▶ _The task_
Print out every line, exactly as written.

▶ _Supplied material_
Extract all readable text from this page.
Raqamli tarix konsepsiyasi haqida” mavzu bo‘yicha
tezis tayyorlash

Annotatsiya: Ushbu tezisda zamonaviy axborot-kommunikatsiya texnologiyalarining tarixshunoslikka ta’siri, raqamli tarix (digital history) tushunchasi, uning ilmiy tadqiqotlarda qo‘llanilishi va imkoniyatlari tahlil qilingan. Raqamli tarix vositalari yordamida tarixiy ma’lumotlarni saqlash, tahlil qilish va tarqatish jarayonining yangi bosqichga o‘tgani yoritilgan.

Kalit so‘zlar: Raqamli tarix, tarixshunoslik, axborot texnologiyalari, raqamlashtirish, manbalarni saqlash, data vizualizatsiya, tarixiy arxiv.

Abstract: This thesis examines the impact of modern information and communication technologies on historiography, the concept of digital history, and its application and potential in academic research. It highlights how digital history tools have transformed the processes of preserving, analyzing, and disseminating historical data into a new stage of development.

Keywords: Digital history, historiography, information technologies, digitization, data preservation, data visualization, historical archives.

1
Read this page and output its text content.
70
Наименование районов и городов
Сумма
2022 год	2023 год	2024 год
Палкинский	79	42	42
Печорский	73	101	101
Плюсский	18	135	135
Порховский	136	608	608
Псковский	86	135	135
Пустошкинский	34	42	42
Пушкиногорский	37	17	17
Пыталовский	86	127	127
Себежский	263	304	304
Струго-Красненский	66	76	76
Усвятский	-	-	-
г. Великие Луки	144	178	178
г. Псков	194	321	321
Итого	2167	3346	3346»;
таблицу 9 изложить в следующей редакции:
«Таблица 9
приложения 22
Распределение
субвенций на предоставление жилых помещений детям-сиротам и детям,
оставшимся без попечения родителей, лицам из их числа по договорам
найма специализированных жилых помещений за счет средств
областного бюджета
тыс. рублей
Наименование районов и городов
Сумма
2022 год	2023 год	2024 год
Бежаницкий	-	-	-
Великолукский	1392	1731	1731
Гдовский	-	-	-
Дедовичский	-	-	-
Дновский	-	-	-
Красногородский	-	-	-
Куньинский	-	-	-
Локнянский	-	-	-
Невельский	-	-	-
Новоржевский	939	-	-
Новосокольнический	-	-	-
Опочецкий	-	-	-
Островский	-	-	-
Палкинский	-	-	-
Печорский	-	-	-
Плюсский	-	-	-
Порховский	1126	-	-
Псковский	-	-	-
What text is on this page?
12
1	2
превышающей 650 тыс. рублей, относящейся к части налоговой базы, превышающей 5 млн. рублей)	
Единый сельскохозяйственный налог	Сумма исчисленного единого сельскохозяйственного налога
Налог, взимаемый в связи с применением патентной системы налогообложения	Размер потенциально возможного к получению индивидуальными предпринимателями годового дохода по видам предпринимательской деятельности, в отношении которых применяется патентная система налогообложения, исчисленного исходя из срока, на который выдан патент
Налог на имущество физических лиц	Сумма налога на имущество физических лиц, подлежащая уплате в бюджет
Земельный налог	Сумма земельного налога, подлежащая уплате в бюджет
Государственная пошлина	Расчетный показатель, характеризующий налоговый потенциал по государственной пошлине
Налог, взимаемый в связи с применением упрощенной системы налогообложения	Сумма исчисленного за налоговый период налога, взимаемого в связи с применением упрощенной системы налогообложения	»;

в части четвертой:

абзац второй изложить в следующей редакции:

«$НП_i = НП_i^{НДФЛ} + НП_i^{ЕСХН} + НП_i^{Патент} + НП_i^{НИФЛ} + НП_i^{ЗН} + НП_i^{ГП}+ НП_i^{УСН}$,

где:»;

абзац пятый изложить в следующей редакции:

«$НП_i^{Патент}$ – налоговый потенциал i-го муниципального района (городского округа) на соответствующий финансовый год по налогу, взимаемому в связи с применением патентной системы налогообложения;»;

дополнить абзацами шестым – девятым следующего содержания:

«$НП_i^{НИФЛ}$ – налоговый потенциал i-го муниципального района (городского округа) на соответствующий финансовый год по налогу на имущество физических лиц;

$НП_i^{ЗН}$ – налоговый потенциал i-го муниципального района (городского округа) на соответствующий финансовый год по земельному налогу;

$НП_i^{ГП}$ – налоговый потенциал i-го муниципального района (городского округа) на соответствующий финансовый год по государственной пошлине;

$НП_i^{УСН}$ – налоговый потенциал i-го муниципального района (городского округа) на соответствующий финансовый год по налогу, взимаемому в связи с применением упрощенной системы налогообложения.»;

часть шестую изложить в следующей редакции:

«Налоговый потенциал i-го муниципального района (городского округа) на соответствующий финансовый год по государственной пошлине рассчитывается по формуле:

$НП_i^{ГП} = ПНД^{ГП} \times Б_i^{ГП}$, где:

▶ _Written response_
Extract all readable text from this page.
Raqamli tarix konsepsiyasi haqida” mavzu bo‘yicha
tezis tayyorlash

Annotatsiya: Ushbu tezisda zamonaviy axborot-kommunikatsiya texnologiyalarining tarixshunoslikka ta’siri, raqamli tarix (digital history) tushunchasi, uning ilmiy tadqiqotlarda qo‘llanilishi va imkoniyatlari tahlil qilingan. Raqamli tarix vositalari yordamida tarixiy ma’lumotlarni saqlash, tahlil qilish va tarqatish jarayonining yangi bosqichga o‘tgani yoritilgan.

Kalit so‘zlar: Raqamli tarix, tarixshunoslik, axborot texnologiyalari, raqamlashtirish, manbalarni saqlash, data vizualizatsiya, tarixiy arxiv.

Abstract: This thesis examines the impact of modern information and communication technologies on historiography, the concept of digital history, and its application and potential in academic research. It highlights how digital history tools have transformed the processes of preserving, analyzing, and disseminating historical data into a new stage of development.

Keywords: Digital history, historiography, information technologies, digitization, data preservation, data visualization, historical archives.

1
Read this page and output its text content.
70
Наименование районов и городов
Сумма
2022 год	2023 год	2024 год
Палкинский	79	42	42
Печорский	73	101	101
Плюсский	18	135	135
Порховский	136	608	608
Псковский	86	135	135
Пустошкинский	34	42	42
Пушкиногорский	37	17	17
Пыталовский	86	127	127
Себежский	263	304	304
Струго-Красненский	66	76	76
Усвятский	-	-	-
г. Великие Луки	144	178	178
г. Псков	194	321	321
Итого	2167	3346	3346»;
таблицу 9 изложить в следующей редакции:
«Таблица 9
приложения 22
Распределение
субвенций на предоставление жилых помещений детям-сиротам и детям,
оставшимся без попечения родителей, лицам из их числа по договорам
найма специализированных жилых помещений за счет средств
областного бюджета
тыс. рублей
Наименование районов и городов
Сумма
2022 год	2023 год	2024 год
Бежаницкий	-	-	-
Великолукский	1392	1731	1731
Гдовский	-	-	-
Дедовичский	-	-	-
Дновский	-	-	-
Красногородский	-	-	-
Куньинский	-	-	-
Локнянский	-	-	-
Невельский	-	-	-
Новоржевский	939	-	-
Новосокольнический	-	-	-
Опочецкий	-	-	-
Островский	-	-	-
Палкинский	-	-	-
Печорский	-	-	-
Плюсский	-	-	-
Порховский	1126	-	-
Псковский	-	-	-
What text is on this page?
12
1	2
превышающей 650 тыс. рублей, относящейся к части налоговой базы, превышающей 5 млн. рублей)	
Единый сельскохозяйственный налог	Сумма исчисленного единого сельскохозяйственного налога
Налог, взимаемый в связи с применением патентной системы налогообложения	Размер потенциально возможного к получению индивидуальными предпринимателями годового дохода по видам предпринимательской деятельности, в отношении которых применяется патентная система налогообложения, исчисленного исходя из срока, на который выдан патент
Налог на имущество физических лиц	Сумма налога на имущество физических лиц, подлежащая уплате в бюджет
Земельный налог	Сумма земельного налога, подлежащая уплате в бюджет
Государственная пошлина	Расчетный показатель, характеризующий налоговый потенциал по государственной пошлине
Налог, взимаемый в связи с применением упрощенной системы налогообложения	Сумма исчисленного за налоговый период налога, взимаемого в связи с применением упрощенной системы налогообложения	»;

в части четвертой:

абзац второй изложить в следующей редакции:

«$НП_i = НП_i^{НДФЛ} + НП_i^{ЕСХН} + НП_i^{Патент} + НП_i^{НИФЛ} + НП_i^{ЗН} + НП_i^{ГП}+ НП_i^{УСН}$,

где:»;

абзац пятый изложить в следующей редакции:

«$НП_i^{Патент}$ – налоговый потенциал i-го муниципального района (городского округа) на соответствующий финансовый год по налогу, взимаемому в связи с применением патентной системы налогообложения;»;

дополнить абзацами шестым – девятым следующего содержания:

«$НП_i^{НИФЛ}$ – налоговый потенциал i-го муниципального района (городского округа) на соответствующий финансовый год по налогу на имущество физических лиц;

$НП_i^{ЗН}$ – налоговый потенциал i-го муниципального района (городского округа) на соответствующий финансовый год по земельному налогу;

$НП_i^{ГП}$ – налоговый потенциал i-го муниципального района (городского округа) на соответствующий финансовый год по государственной пошлине;

$НП_i^{УСН}$ – налоговый потенциал i-го муниципального района (городского округа) на соответствующий финансовый год по налогу, взимаемому в связи с применением упрощенной системы налогообложения.»;

часть шестую изложить в следующей редакции:

«Налоговый потенциал i-го муниципального района (городского округа) на соответствующий финансовый год по государственной пошлине рассчитывается по формуле:

$НП_i^{ГП} = ПНД^{ГП} \times Б_i^{ГП}$, где:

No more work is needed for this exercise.